* [What you have to do] Format the items below as a Markdown table with the columns Row and Entry. Cover only the part from the first line through the line containing "arrow-icon: ➪ <box>191 378 221 399</box>", give each line its own numbered row, and skip any blank lines.

Excerpts from a layout annotation set:

⁂

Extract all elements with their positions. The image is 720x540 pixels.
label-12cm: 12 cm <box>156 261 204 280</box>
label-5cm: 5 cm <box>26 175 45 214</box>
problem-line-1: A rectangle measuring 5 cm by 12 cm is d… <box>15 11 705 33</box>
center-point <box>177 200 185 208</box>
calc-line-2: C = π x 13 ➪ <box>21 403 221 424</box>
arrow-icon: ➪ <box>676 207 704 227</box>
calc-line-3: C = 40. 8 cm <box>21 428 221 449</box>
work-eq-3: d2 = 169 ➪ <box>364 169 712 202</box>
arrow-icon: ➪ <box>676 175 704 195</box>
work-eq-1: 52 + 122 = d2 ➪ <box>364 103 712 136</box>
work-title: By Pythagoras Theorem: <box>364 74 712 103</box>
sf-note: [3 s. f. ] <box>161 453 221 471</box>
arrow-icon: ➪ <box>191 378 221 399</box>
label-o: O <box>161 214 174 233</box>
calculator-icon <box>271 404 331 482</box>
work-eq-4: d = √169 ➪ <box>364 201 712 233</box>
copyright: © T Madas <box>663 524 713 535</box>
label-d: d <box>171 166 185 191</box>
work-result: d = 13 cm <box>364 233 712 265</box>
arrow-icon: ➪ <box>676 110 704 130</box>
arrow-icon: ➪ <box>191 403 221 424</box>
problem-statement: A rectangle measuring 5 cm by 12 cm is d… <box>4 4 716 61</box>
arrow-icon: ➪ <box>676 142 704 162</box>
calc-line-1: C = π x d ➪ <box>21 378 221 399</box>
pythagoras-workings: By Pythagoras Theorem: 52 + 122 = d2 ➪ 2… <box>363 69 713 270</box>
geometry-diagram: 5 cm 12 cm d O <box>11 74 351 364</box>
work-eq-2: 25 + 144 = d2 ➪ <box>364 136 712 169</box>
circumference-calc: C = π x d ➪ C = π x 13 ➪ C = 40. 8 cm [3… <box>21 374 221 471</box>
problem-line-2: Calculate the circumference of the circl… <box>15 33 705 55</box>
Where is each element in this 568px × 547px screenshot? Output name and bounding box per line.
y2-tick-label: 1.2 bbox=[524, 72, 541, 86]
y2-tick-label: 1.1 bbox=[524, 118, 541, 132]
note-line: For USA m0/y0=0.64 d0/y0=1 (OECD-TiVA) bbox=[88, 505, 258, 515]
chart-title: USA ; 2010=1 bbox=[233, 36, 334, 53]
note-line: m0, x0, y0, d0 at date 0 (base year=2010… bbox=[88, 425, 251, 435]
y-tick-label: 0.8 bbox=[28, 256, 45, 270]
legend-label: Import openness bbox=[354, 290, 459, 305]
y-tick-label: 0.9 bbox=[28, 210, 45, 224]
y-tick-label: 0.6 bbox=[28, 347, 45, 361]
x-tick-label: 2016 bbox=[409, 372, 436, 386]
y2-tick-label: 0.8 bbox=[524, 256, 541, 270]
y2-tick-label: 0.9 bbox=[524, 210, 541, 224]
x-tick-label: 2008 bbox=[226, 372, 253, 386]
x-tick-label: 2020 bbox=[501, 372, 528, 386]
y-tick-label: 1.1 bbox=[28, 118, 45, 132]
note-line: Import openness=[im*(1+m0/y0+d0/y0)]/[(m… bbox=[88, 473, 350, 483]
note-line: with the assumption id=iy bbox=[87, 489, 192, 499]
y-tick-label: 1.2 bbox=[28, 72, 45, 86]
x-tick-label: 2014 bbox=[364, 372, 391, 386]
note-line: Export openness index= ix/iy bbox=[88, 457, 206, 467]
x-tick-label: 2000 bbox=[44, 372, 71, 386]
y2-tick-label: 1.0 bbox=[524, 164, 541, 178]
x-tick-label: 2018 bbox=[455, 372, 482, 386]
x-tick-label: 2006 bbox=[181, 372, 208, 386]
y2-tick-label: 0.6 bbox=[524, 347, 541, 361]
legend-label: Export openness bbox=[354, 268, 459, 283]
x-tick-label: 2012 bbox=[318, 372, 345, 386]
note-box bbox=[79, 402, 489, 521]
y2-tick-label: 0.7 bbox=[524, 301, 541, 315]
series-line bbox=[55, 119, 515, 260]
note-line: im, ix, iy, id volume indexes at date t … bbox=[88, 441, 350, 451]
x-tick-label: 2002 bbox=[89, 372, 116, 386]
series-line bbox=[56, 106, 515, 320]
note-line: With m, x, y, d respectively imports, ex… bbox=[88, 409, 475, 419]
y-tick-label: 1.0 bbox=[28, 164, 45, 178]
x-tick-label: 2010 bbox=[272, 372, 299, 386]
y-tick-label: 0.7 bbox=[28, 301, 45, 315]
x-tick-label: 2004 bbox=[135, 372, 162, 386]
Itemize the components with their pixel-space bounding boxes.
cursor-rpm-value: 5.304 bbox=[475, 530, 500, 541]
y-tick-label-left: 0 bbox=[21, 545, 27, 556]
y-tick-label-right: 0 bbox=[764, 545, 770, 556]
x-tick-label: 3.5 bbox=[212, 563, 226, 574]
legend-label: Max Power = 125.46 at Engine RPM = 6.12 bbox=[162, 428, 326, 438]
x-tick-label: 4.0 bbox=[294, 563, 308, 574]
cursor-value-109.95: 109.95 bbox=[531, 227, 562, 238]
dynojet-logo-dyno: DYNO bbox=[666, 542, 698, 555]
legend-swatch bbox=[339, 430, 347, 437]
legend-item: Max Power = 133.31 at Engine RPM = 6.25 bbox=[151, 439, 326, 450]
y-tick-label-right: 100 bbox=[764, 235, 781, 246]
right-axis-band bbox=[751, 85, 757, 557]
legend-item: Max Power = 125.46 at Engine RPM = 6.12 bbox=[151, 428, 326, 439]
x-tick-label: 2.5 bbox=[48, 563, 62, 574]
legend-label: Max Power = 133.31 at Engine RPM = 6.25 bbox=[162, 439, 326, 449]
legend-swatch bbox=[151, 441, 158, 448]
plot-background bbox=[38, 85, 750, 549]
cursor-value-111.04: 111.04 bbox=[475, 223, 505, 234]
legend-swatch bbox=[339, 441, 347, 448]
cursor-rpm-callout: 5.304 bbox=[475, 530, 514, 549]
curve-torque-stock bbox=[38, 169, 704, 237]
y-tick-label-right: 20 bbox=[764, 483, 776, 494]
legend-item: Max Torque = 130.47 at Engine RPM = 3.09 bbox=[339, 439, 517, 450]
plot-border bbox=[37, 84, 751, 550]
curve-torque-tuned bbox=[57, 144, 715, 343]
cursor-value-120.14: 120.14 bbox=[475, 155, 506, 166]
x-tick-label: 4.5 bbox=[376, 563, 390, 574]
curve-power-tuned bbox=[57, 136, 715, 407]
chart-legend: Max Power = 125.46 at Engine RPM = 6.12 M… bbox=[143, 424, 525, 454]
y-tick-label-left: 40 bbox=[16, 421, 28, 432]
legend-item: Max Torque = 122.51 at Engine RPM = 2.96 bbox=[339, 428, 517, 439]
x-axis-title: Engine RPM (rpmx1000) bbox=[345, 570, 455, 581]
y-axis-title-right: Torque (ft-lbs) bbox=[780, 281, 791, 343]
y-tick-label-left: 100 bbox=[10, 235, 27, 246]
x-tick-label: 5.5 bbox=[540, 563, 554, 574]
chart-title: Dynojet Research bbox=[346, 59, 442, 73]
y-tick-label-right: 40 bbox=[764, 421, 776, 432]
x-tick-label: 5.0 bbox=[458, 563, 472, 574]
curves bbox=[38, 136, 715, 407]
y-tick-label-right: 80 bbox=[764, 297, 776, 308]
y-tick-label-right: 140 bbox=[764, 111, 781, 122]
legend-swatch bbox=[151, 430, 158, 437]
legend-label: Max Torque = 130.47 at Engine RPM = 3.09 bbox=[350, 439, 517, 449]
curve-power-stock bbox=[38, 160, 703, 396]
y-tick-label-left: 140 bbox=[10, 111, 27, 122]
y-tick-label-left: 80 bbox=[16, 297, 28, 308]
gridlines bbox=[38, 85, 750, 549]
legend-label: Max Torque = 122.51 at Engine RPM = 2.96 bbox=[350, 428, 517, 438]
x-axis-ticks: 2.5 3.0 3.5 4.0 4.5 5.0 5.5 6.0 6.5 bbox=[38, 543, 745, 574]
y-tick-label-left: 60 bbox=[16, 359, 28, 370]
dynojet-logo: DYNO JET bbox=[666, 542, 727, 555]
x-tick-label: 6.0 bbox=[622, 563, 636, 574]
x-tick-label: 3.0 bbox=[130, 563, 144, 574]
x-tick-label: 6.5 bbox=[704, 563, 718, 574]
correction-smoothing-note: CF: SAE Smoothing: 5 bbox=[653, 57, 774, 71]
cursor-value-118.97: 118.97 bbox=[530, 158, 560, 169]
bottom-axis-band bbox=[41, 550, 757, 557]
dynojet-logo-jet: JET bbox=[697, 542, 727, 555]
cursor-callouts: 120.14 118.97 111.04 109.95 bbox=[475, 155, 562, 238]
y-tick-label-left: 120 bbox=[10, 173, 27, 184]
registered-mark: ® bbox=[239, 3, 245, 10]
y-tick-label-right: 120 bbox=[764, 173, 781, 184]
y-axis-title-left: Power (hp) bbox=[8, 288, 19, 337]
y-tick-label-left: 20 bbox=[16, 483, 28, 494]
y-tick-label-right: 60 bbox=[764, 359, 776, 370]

⁂

* [Result below]
| Row | Entry |
|---|---|
| 1 | Extract all elements with their positions. The image is 720x540 pixels. |
| 2 | label-12cm: 12 cm <box>156 261 204 280</box> |
| 3 | label-5cm: 5 cm <box>26 175 45 214</box> |
| 4 | problem-line-1: A rectangle measuring 5 cm by 12 cm is d… <box>15 11 705 33</box> |
| 5 | center-point <box>177 200 185 208</box> |
| 6 | calc-line-2: C = π x 13 ➪ <box>21 403 221 424</box> |
| 7 | arrow-icon: ➪ <box>676 207 704 227</box> |
| 8 | calc-line-3: C = 40. 8 cm <box>21 428 221 449</box> |
| 9 | work-eq-3: d2 = 169 ➪ <box>364 169 712 202</box> |
| 10 | arrow-icon: ➪ <box>676 175 704 195</box> |
| 11 | work-eq-1: 52 + 122 = d2 ➪ <box>364 103 712 136</box> |
| 12 | work-title: By Pythagoras Theorem: <box>364 74 712 103</box> |
| 13 | sf-note: [3 s. f. ] <box>161 453 221 471</box> |
| 14 | arrow-icon: ➪ <box>191 378 221 399</box> |